**Exercise instructions**
Lines containing "values" are to be counted. Give the number and nothing more.

Data excerpts:
-- -- --
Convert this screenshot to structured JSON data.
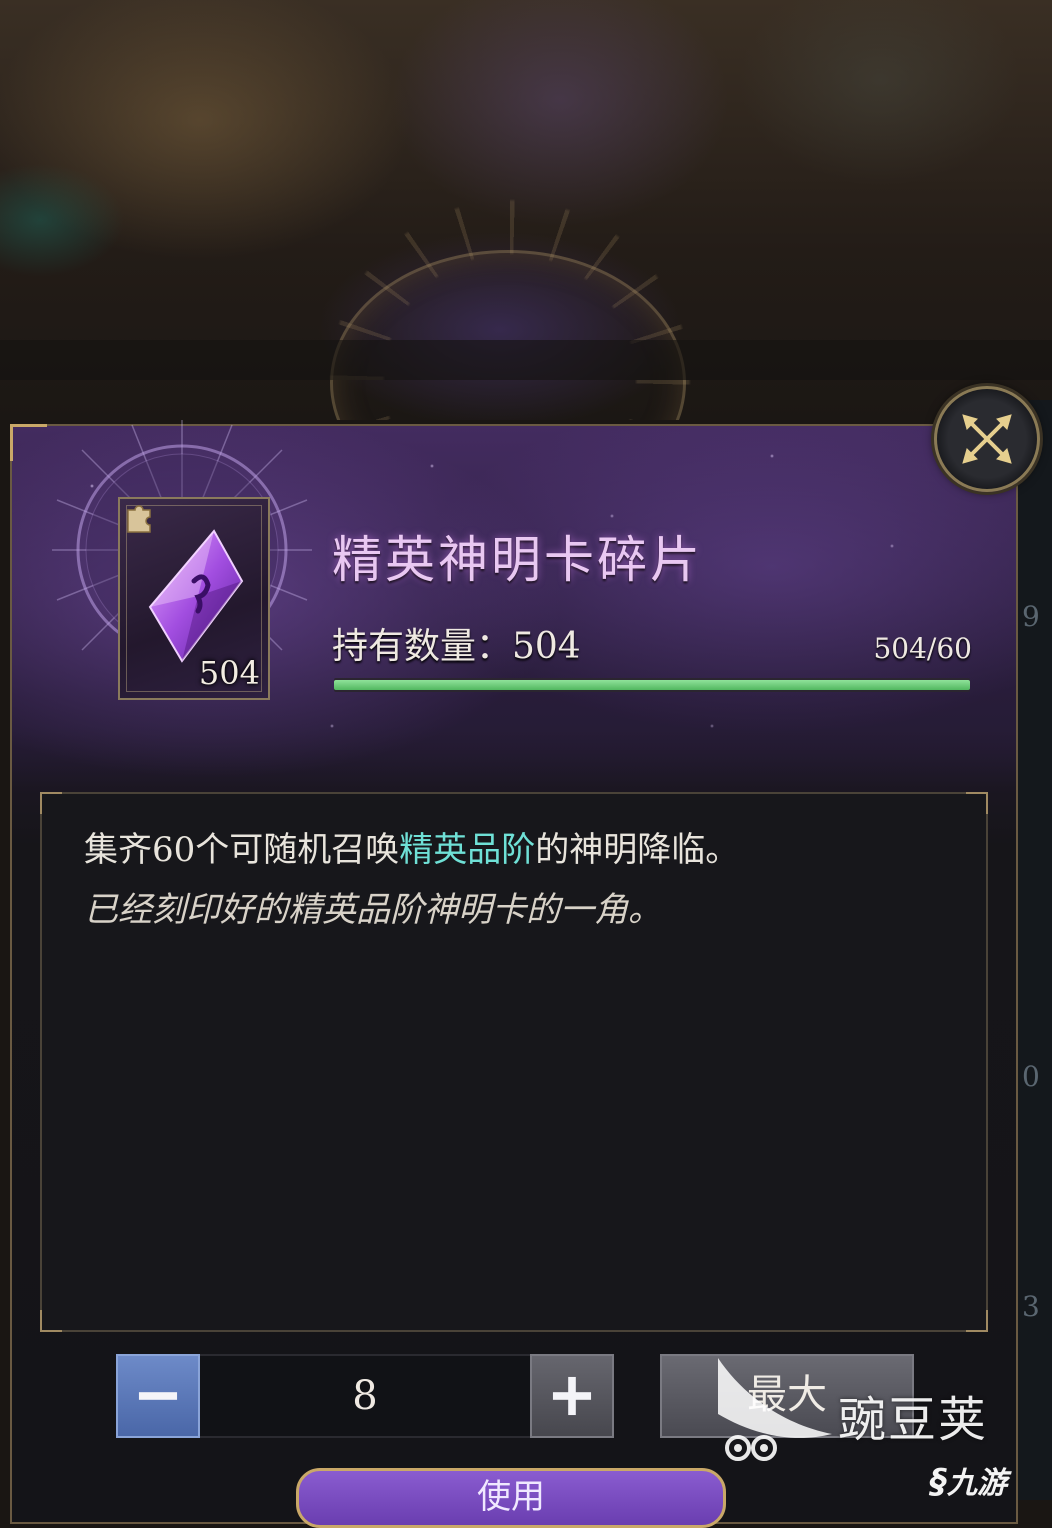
{
  "item": {
    "name": "精英神明卡碎片",
    "card_count": "504",
    "owned_label": "持有数量：504",
    "progress_text": "504/60",
    "progress_fraction": 1.0,
    "progress_color": "#5cc46a",
    "title_color": "#e9c8f2",
    "icon": "purple-gem-icon"
  },
  "description": {
    "line1_pre": "集齐60个可随机召唤",
    "line1_highlight": "精英品阶",
    "line1_post": "的神明降临。",
    "line2": "已经刻印好的精英品阶神明卡的一角。",
    "highlight_color": "#6fe0d6"
  },
  "quantity": {
    "minus_icon": "minus-icon",
    "value": "8",
    "plus_icon": "plus-icon",
    "max_label": "最大"
  },
  "use_button": {
    "label": "使用"
  },
  "close_icon": "close-crossed-arrows-icon",
  "side_numbers": [
    "9",
    "0",
    "3"
  ],
  "watermarks": {
    "wandoujia": "豌豆荚",
    "jiuyou": "九游"
  }
}
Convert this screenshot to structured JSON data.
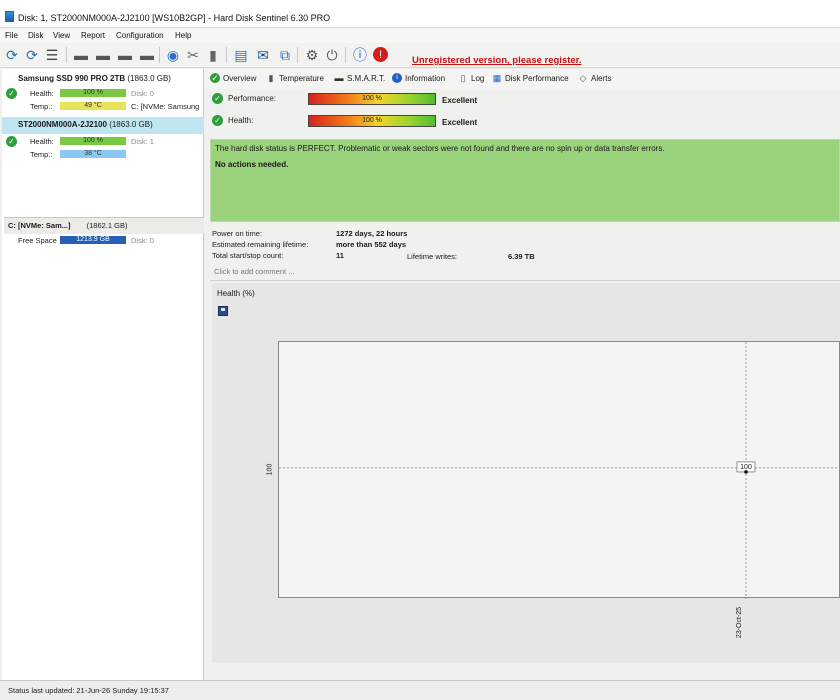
{
  "window": {
    "title": "Disk: 1, ST2000NM000A-2J2100 [WS10B2GP]  -  Hard Disk Sentinel 6.30 PRO"
  },
  "menu": [
    "File",
    "Disk",
    "View",
    "Report",
    "Configuration",
    "Help"
  ],
  "toolbar": {
    "icons": [
      "refresh-icon",
      "refresh-all-icon",
      "disk-list-icon",
      "hdd-icon",
      "hdd-info-icon",
      "hdd-remove-icon",
      "globe-icon",
      "tools-icon",
      "usb-icon",
      "report-icon",
      "mail-icon",
      "network-icon",
      "settings-icon",
      "power-icon",
      "help-icon",
      "alert-icon"
    ],
    "unregistered": "Unregistered version, please register."
  },
  "disks": [
    {
      "name": "Samsung SSD 990 PRO 2TB",
      "size": "(1863.0 GB)",
      "health_label": "Health:",
      "health": "100 %",
      "health_pct": 100,
      "disk": "Disk: 0",
      "temp_label": "Temp.:",
      "temp": "49 °C",
      "mount": "C: [NVMe: Samsung",
      "temp_color": "#e7e35a"
    },
    {
      "name": "ST2000NM000A-2J2100",
      "size": "(1863.0 GB)",
      "health_label": "Health:",
      "health": "100 %",
      "health_pct": 100,
      "disk": "Disk: 1",
      "temp_label": "Temp.:",
      "temp": "38 °C",
      "temp_color": "#8cc9f0"
    }
  ],
  "volume": {
    "name": "C: [NVMe: Sam...]",
    "size": "(1862.1 GB)",
    "free_label": "Free Space",
    "free": "1213.9 GB",
    "disk": "Disk: 0"
  },
  "tabs": [
    "Overview",
    "Temperature",
    "S.M.A.R.T.",
    "Information",
    "Log",
    "Disk Performance",
    "Alerts"
  ],
  "overview": {
    "performance_label": "Performance:",
    "performance_value": "100 %",
    "performance_pct": 100,
    "performance_rating": "Excellent",
    "health_label": "Health:",
    "health_value": "100 %",
    "health_pct": 100,
    "health_rating": "Excellent",
    "status_text": "The hard disk status is PERFECT. Problematic or weak sectors were not found and there are no spin up or data transfer errors.",
    "actions_text": "No actions needed.",
    "power_on_label": "Power on time:",
    "power_on_value": "1272 days, 22 hours",
    "lifetime_label": "Estimated remaining lifetime:",
    "lifetime_value": "more than 552 days",
    "startstop_label": "Total start/stop count:",
    "startstop_value": "11",
    "writes_label": "Lifetime writes:",
    "writes_value": "6.39 TB",
    "comment_placeholder": "Click to add comment ..."
  },
  "chart_data": {
    "type": "line",
    "title": "Health (%)",
    "x": [
      "23-Oct-25"
    ],
    "series": [
      {
        "values": [
          100
        ]
      }
    ],
    "ytick": "100",
    "point_label": "100"
  },
  "status": {
    "text": "Status last updated: 21-Jun-26 Sunday 19:15:37"
  }
}
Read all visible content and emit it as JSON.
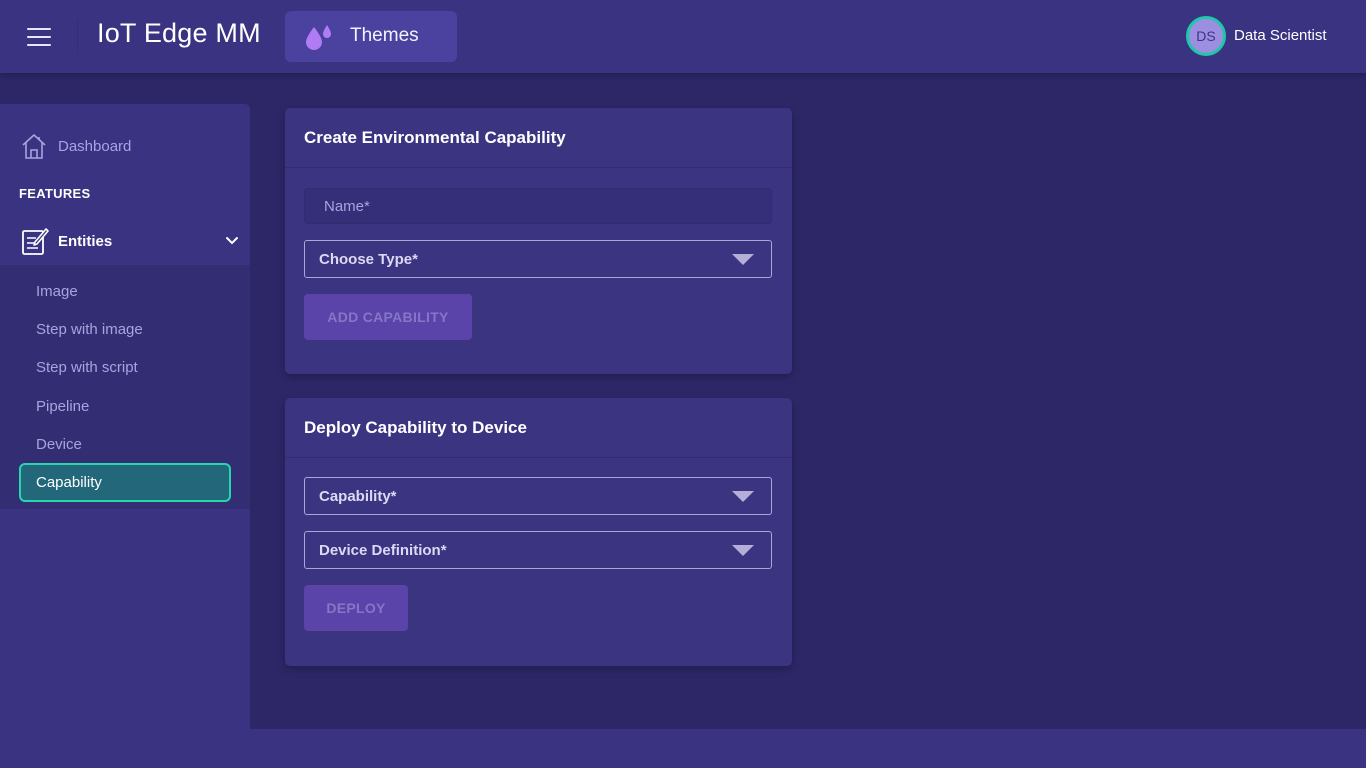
{
  "header": {
    "app_title": "IoT Edge MM",
    "themes_label": "Themes",
    "avatar_initials": "DS",
    "user_name": "Data Scientist"
  },
  "sidebar": {
    "dashboard_label": "Dashboard",
    "section_label": "FEATURES",
    "group_label": "Entities",
    "items": [
      {
        "label": "Image"
      },
      {
        "label": "Step with image"
      },
      {
        "label": "Step with script"
      },
      {
        "label": "Pipeline"
      },
      {
        "label": "Device"
      },
      {
        "label": "Capability",
        "active": true
      }
    ]
  },
  "create_card": {
    "title": "Create Environmental Capability",
    "name_placeholder": "Name*",
    "type_label": "Choose Type*",
    "button_label": "ADD CAPABILITY"
  },
  "deploy_card": {
    "title": "Deploy Capability to Device",
    "capability_label": "Capability*",
    "device_label": "Device Definition*",
    "button_label": "DEPLOY"
  },
  "colors": {
    "background": "#2d2767",
    "surface": "#3a3381",
    "accent": "#28d6ad",
    "themes_button": "#4b42a0"
  }
}
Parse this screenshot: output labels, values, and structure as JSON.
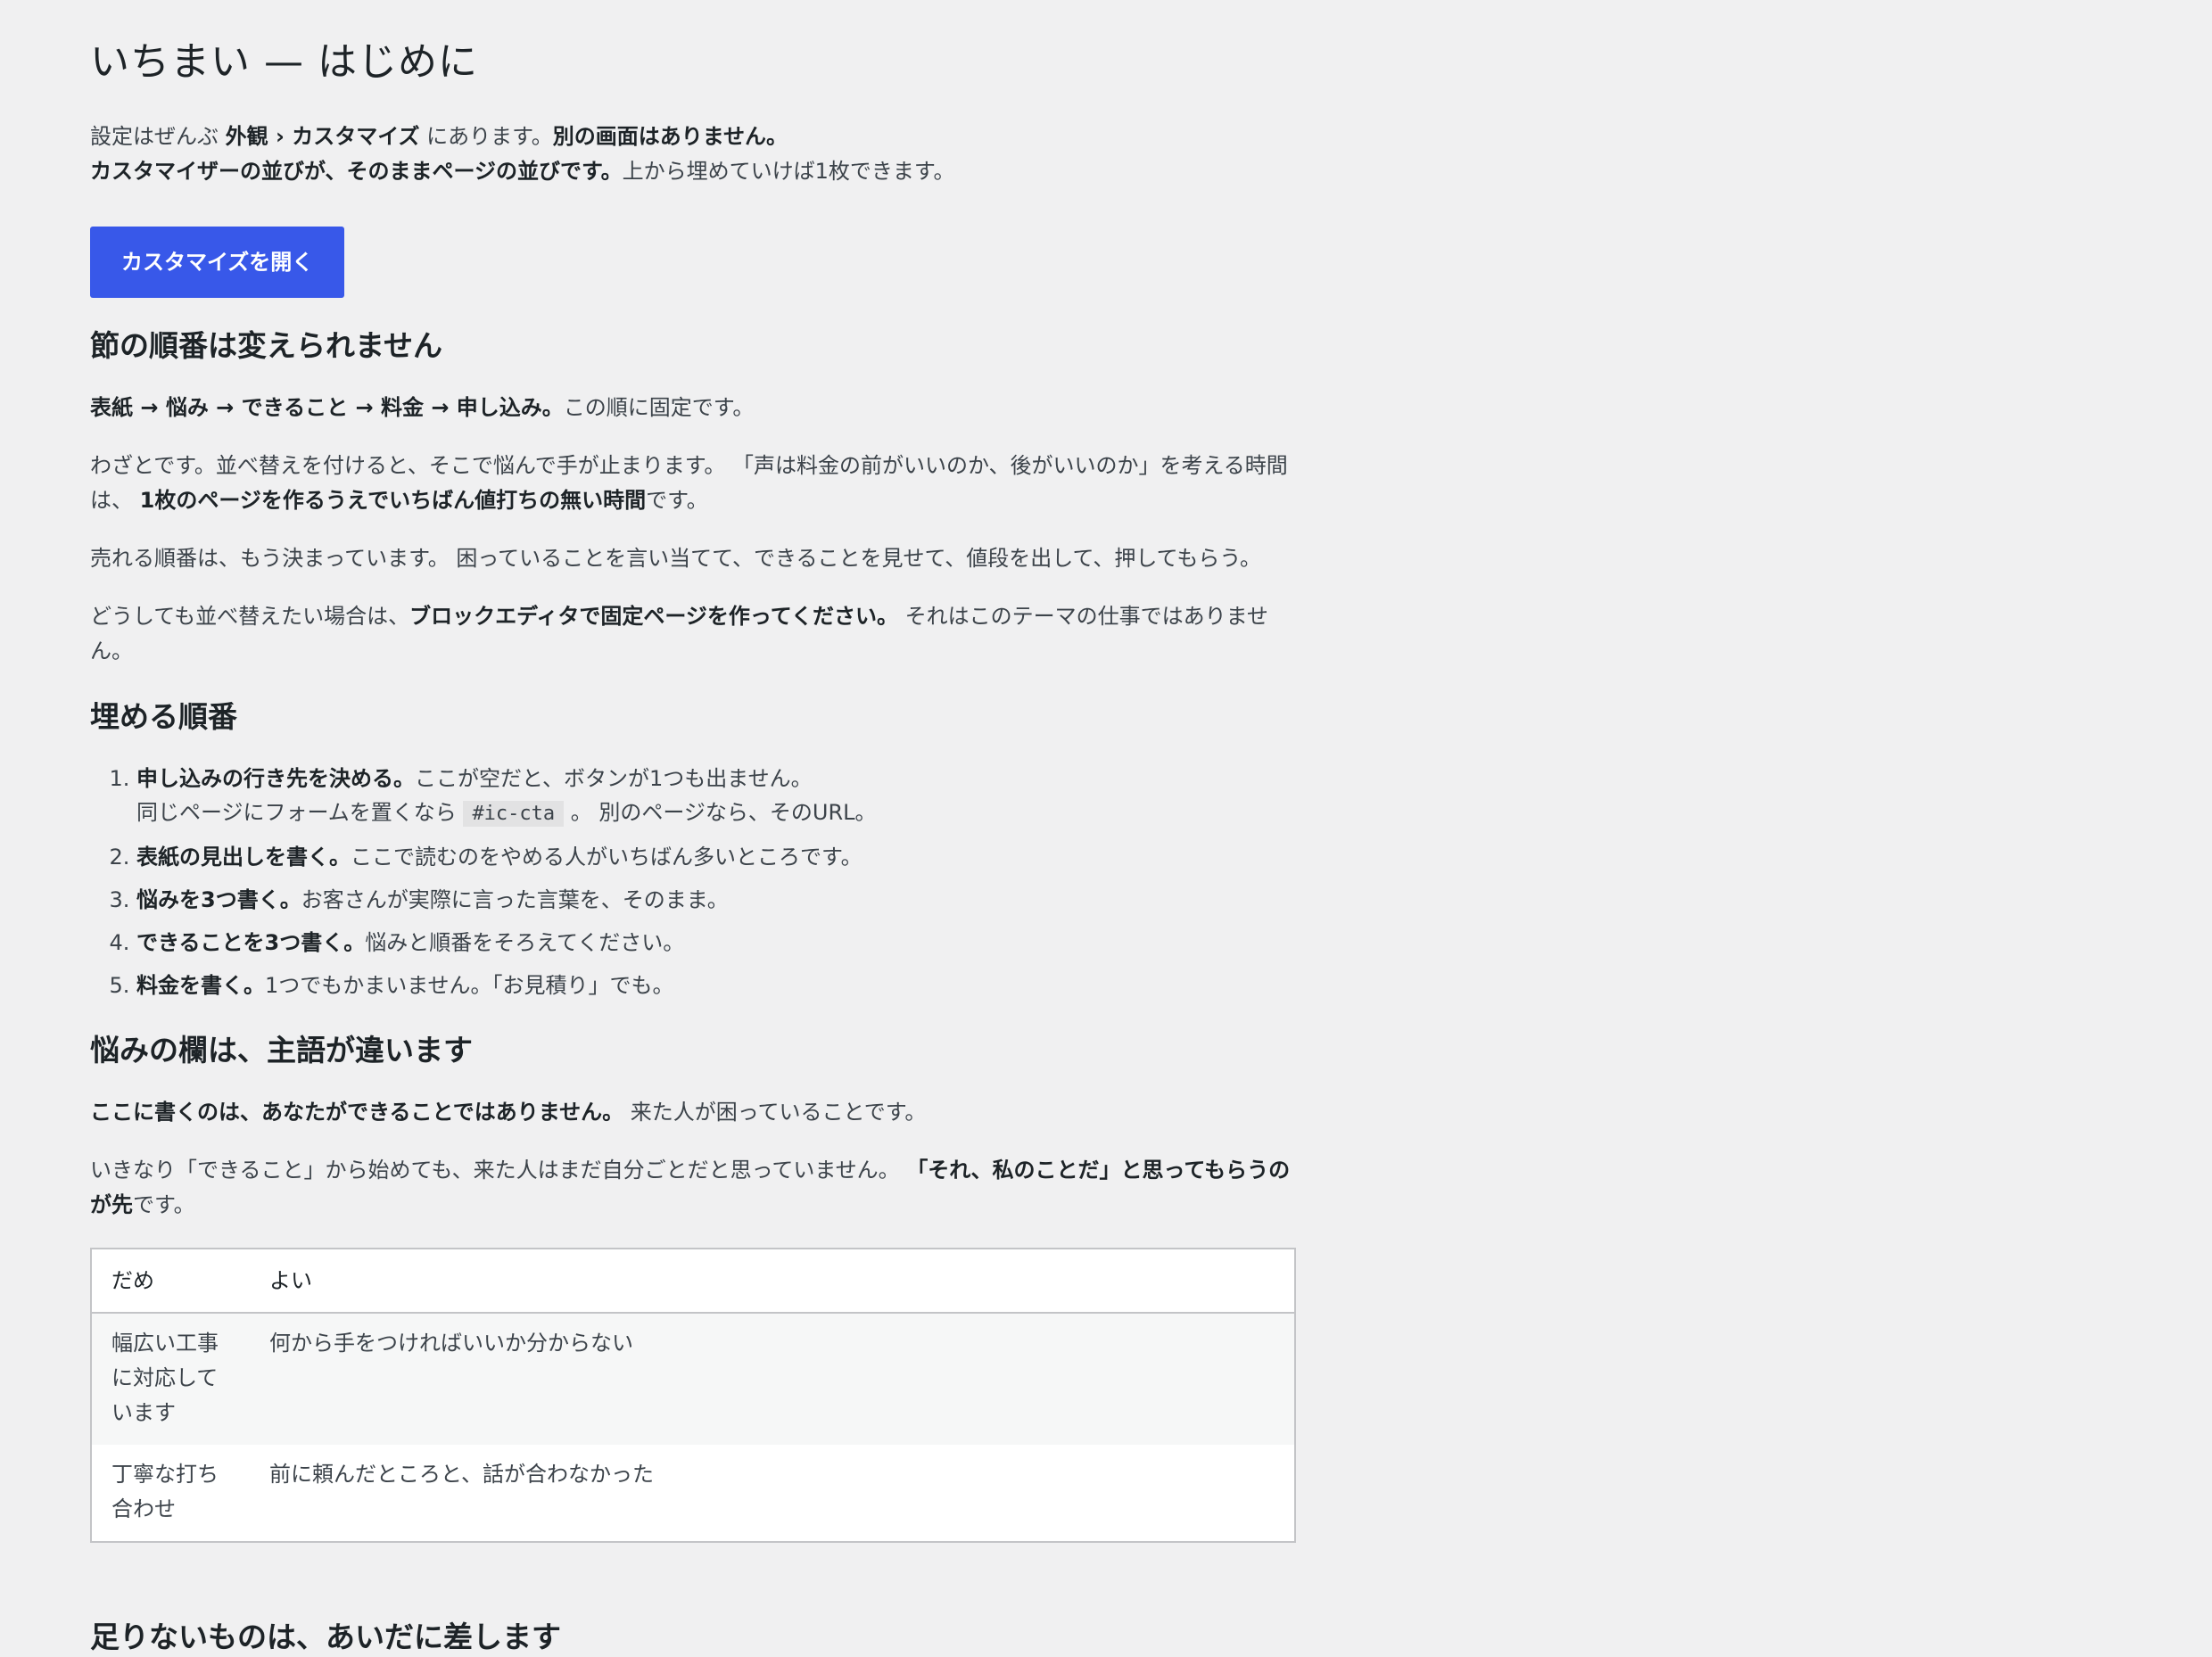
{
  "title": "いちまい — はじめに",
  "intro": {
    "l1a": "設定はぜんぶ ",
    "l1b": "外観 › カスタマイズ",
    "l1c": " にあります。",
    "l1d": "別の画面はありません。",
    "l2a": "カスタマイザーの並びが、そのままページの並びです。",
    "l2b": "上から埋めていけば1枚できます。"
  },
  "button": "カスタマイズを開く",
  "sec1": {
    "heading": "節の順番は変えられません",
    "p1b": "表紙 → 悩み → できること → 料金 → 申し込み。",
    "p1": "この順に固定です。",
    "p2a": "わざとです。並べ替えを付けると、そこで悩んで手が止まります。 「声は料金の前がいいのか、後がいいのか」を考える時間は、 ",
    "p2b": "1枚のページを作るうえでいちばん値打ちの無い時間",
    "p2c": "です。",
    "p3": "売れる順番は、もう決まっています。 困っていることを言い当てて、できることを見せて、値段を出して、押してもらう。",
    "p4a": "どうしても並べ替えたい場合は、",
    "p4b": "ブロックエディタで固定ページを作ってください。",
    "p4c": " それはこのテーマの仕事ではありません。"
  },
  "sec2": {
    "heading": "埋める順番",
    "items": [
      {
        "b": "申し込みの行き先を決める。",
        "t": "ここが空だと、ボタンが1つも出ません。",
        "sub_a": "同じページにフォームを置くなら ",
        "code": "#ic-cta",
        "sub_b": " 。 別のページなら、そのURL。"
      },
      {
        "b": "表紙の見出しを書く。",
        "t": "ここで読むのをやめる人がいちばん多いところです。"
      },
      {
        "b": "悩みを3つ書く。",
        "t": "お客さんが実際に言った言葉を、そのまま。"
      },
      {
        "b": "できることを3つ書く。",
        "t": "悩みと順番をそろえてください。"
      },
      {
        "b": "料金を書く。",
        "t": "1つでもかまいません。「お見積り」でも。"
      }
    ]
  },
  "sec3": {
    "heading": "悩みの欄は、主語が違います",
    "p1b": "ここに書くのは、あなたができることではありません。",
    "p1": " 来た人が困っていることです。",
    "p2a": "いきなり「できること」から始めても、来た人はまだ自分ごとだと思っていません。 ",
    "p2b": "「それ、私のことだ」と思ってもらうのが先",
    "p2c": "です。",
    "table": {
      "headers": [
        "だめ",
        "よい"
      ],
      "rows": [
        [
          "幅広い工事に対応しています",
          "何から手をつければいいか分からない"
        ],
        [
          "丁寧な打ち合わせ",
          "前に頼んだところと、話が合わなかった"
        ]
      ]
    }
  },
  "sec4": {
    "heading": "足りないものは、あいだに差します"
  }
}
-- -- --
**Solution for this task**
2